>> Begin Input

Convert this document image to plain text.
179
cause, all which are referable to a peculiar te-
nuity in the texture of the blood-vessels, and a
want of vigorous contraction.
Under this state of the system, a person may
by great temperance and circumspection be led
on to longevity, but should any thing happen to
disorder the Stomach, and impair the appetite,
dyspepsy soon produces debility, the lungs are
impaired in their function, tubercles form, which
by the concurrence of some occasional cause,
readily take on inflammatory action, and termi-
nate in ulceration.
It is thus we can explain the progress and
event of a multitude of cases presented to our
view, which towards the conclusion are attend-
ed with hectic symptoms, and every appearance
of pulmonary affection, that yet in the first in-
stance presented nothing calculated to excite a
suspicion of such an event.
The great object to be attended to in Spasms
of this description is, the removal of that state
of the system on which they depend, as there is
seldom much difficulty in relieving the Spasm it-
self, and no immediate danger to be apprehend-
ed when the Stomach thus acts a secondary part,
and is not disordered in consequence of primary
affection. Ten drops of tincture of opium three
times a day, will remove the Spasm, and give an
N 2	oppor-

>> End Input

Work required. Nothing should be left out: repeat all of the data exactly.

Exercise output.
Convert this document image to plain text.
179
cause, all which are referable to a peculiar te-
nuity in the texture of the blood-vessels, and a
want of vigorous contraction.
Under this state of the system, a person may
by great temperance and circumspection be led
on to longevity, but should any thing happen to
disorder the Stomach, and impair the appetite,
dyspepsy soon produces debility, the lungs are
impaired in their function, tubercles form, which
by the concurrence of some occasional cause,
readily take on inflammatory action, and termi-
nate in ulceration.
It is thus we can explain the progress and
event of a multitude of cases presented to our
view, which towards the conclusion are attend-
ed with hectic symptoms, and every appearance
of pulmonary affection, that yet in the first in-
stance presented nothing calculated to excite a
suspicion of such an event.
The great object to be attended to in Spasms
of this description is, the removal of that state
of the system on which they depend, as there is
seldom much difficulty in relieving the Spasm it-
self, and no immediate danger to be apprehend-
ed when the Stomach thus acts a secondary part,
and is not disordered in consequence of primary
affection. Ten drops of tincture of opium three
times a day, will remove the Spasm, and give an
N 2	oppor-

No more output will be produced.